YOUR GOAL
Emit the data below verbatim, stripping out any pictures.

SUPPLIED RECORDS
========================

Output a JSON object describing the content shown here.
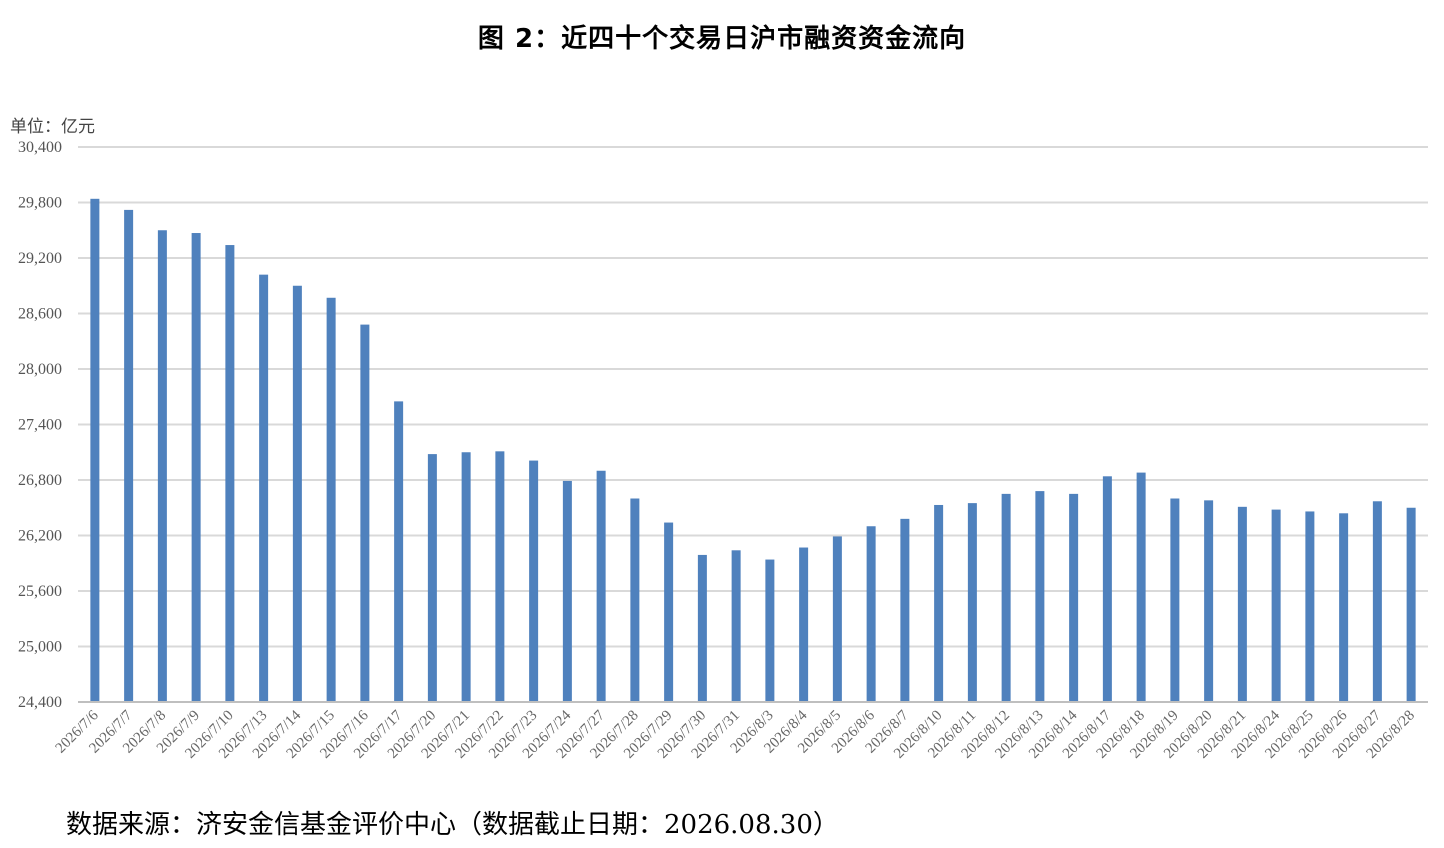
{
  "title": "图 2：近四十个交易日沪市融资资金流向",
  "unit": "单位：亿元",
  "source": "数据来源：济安金信基金评价中心（数据截止日期：2026.08.30）",
  "colors": {
    "bar": "#4f81bd",
    "grid": "#d9d9d9",
    "axis": "#bfbfbf"
  },
  "chart_data": {
    "type": "bar",
    "categories": [
      "2026/7/6",
      "2026/7/7",
      "2026/7/8",
      "2026/7/9",
      "2026/7/10",
      "2026/7/13",
      "2026/7/14",
      "2026/7/15",
      "2026/7/16",
      "2026/7/17",
      "2026/7/20",
      "2026/7/21",
      "2026/7/22",
      "2026/7/23",
      "2026/7/24",
      "2026/7/27",
      "2026/7/28",
      "2026/7/29",
      "2026/7/30",
      "2026/7/31",
      "2026/8/3",
      "2026/8/4",
      "2026/8/5",
      "2026/8/6",
      "2026/8/7",
      "2026/8/10",
      "2026/8/11",
      "2026/8/12",
      "2026/8/13",
      "2026/8/14",
      "2026/8/17",
      "2026/8/18",
      "2026/8/19",
      "2026/8/20",
      "2026/8/21",
      "2026/8/24",
      "2026/8/25",
      "2026/8/26",
      "2026/8/27",
      "2026/8/28"
    ],
    "values": [
      29840,
      29720,
      29500,
      29470,
      29340,
      29020,
      28900,
      28770,
      28480,
      27650,
      27080,
      27100,
      27110,
      27010,
      26790,
      26900,
      26600,
      26340,
      25990,
      26040,
      25940,
      26070,
      26190,
      26300,
      26380,
      26530,
      26550,
      26650,
      26680,
      26650,
      26840,
      26880,
      26600,
      26580,
      26510,
      26480,
      26460,
      26440,
      26570,
      26500
    ],
    "ylim": [
      24400,
      30400
    ],
    "yticks": [
      "24,400",
      "25,000",
      "25,600",
      "26,200",
      "26,800",
      "27,400",
      "28,000",
      "28,600",
      "29,200",
      "29,800",
      "30,400"
    ],
    "ytick_values": [
      24400,
      25000,
      25600,
      26200,
      26800,
      27400,
      28000,
      28600,
      29200,
      29800,
      30400
    ],
    "grid": true,
    "legend": "none"
  }
}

========================

RESULT
Output a JSON object describing the content shown here.
{
  "title": "图 2：近四十个交易日沪市融资资金流向",
  "unit": "单位：亿元",
  "source": "数据来源：济安金信基金评价中心（数据截止日期：2026.08.30）",
  "colors": {
    "bar": "#4f81bd",
    "grid": "#d9d9d9",
    "axis": "#bfbfbf"
  },
  "chart_data": {
    "type": "bar",
    "categories": [
      "2026/7/6",
      "2026/7/7",
      "2026/7/8",
      "2026/7/9",
      "2026/7/10",
      "2026/7/13",
      "2026/7/14",
      "2026/7/15",
      "2026/7/16",
      "2026/7/17",
      "2026/7/20",
      "2026/7/21",
      "2026/7/22",
      "2026/7/23",
      "2026/7/24",
      "2026/7/27",
      "2026/7/28",
      "2026/7/29",
      "2026/7/30",
      "2026/7/31",
      "2026/8/3",
      "2026/8/4",
      "2026/8/5",
      "2026/8/6",
      "2026/8/7",
      "2026/8/10",
      "2026/8/11",
      "2026/8/12",
      "2026/8/13",
      "2026/8/14",
      "2026/8/17",
      "2026/8/18",
      "2026/8/19",
      "2026/8/20",
      "2026/8/21",
      "2026/8/24",
      "2026/8/25",
      "2026/8/26",
      "2026/8/27",
      "2026/8/28"
    ],
    "values": [
      29840,
      29720,
      29500,
      29470,
      29340,
      29020,
      28900,
      28770,
      28480,
      27650,
      27080,
      27100,
      27110,
      27010,
      26790,
      26900,
      26600,
      26340,
      25990,
      26040,
      25940,
      26070,
      26190,
      26300,
      26380,
      26530,
      26550,
      26650,
      26680,
      26650,
      26840,
      26880,
      26600,
      26580,
      26510,
      26480,
      26460,
      26440,
      26570,
      26500
    ],
    "ylim": [
      24400,
      30400
    ],
    "yticks": [
      "24,400",
      "25,000",
      "25,600",
      "26,200",
      "26,800",
      "27,400",
      "28,000",
      "28,600",
      "29,200",
      "29,800",
      "30,400"
    ],
    "ytick_values": [
      24400,
      25000,
      25600,
      26200,
      26800,
      27400,
      28000,
      28600,
      29200,
      29800,
      30400
    ],
    "grid": true,
    "legend": "none"
  }
}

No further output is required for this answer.